**Problem**
Filter for the word "Family" and keep each matching line.

**Listed entries**

------------

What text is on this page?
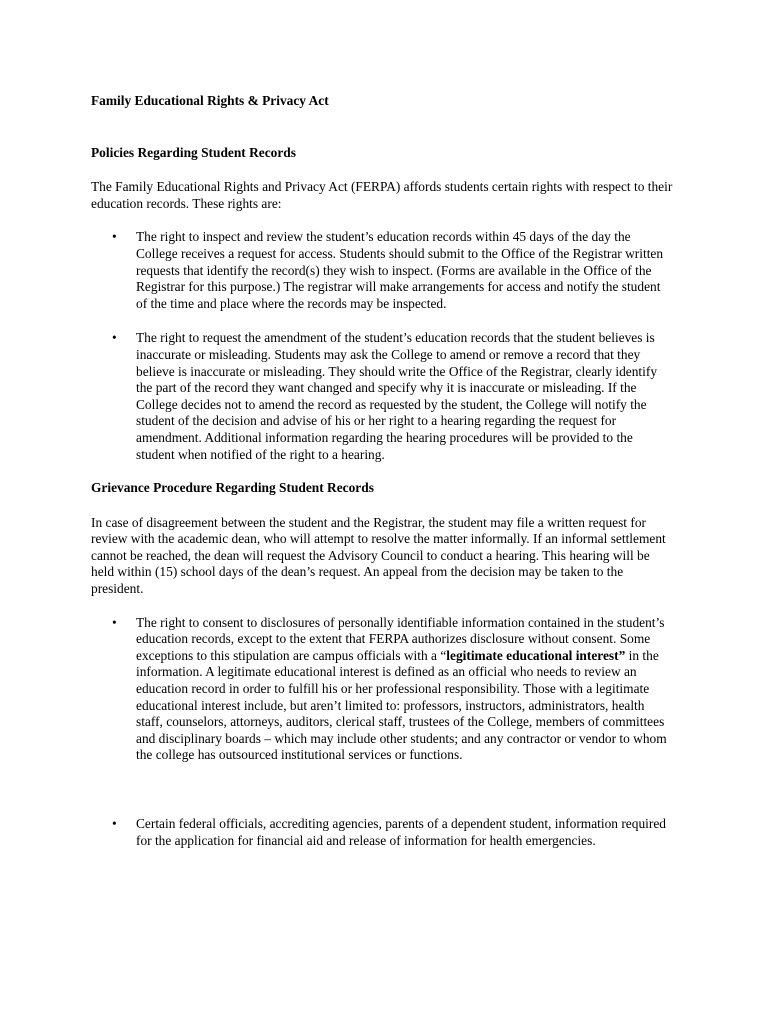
Family Educational Rights & Privacy Act
Policies Regarding Student Records

The Family Educational Rights and Privacy Act (FERPA) affords students certain rights with respect to their education records. These rights are:

• The right to inspect and review the student’s education records within 45 days of the day the College receives a request for access. Students should submit to the Office of the Registrar written requests that identify the record(s) they wish to inspect. (Forms are available in the Office of the Registrar for this purpose.) The registrar will make arrangements for access and notify the student of the time and place where the records may be inspected.
• The right to request the amendment of the student’s education records that the student believes is inaccurate or misleading. Students may ask the College to amend or remove a record that they believe is inaccurate or misleading. They should write the Office of the Registrar, clearly identify the part of the record they want changed and specify why it is inaccurate or misleading. If the College decides not to amend the record as requested by the student, the College will notify the student of the decision and advise of his or her right to a hearing regarding the request for amendment. Additional information regarding the hearing procedures will be provided to the student when notified of the right to a hearing.
Grievance Procedure Regarding Student Records

In case of disagreement between the student and the Registrar, the student may file a written request for review with the academic dean, who will attempt to resolve the matter informally. If an informal settlement cannot be reached, the dean will request the Advisory Council to conduct a hearing. This hearing will be held within (15) school days of the dean’s request. An appeal from the decision may be taken to the president.

• The right to consent to disclosures of personally identifiable information contained in the student’s education records, except to the extent that FERPA authorizes disclosure without consent. Some exceptions to this stipulation are campus officials with a “legitimate educational interest” in the information. A legitimate educational interest is defined as an official who needs to review an education record in order to fulfill his or her professional responsibility. Those with a legitimate educational interest include, but aren’t limited to: professors, instructors, administrators, health staff, counselors, attorneys, auditors, clerical staff, trustees of the College, members of committees and disciplinary boards – which may include other students; and any contractor or vendor to whom the college has outsourced institutional services or functions.
• Certain federal officials, accrediting agencies, parents of a dependent student, information required for the application for financial aid and release of information for health emergencies.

------------

**Final answer**
Family Educational Rights & Privacy Act
The Family Educational Rights and Privacy Act (FERPA) affords students certain rights with respect to their education records. These rights are:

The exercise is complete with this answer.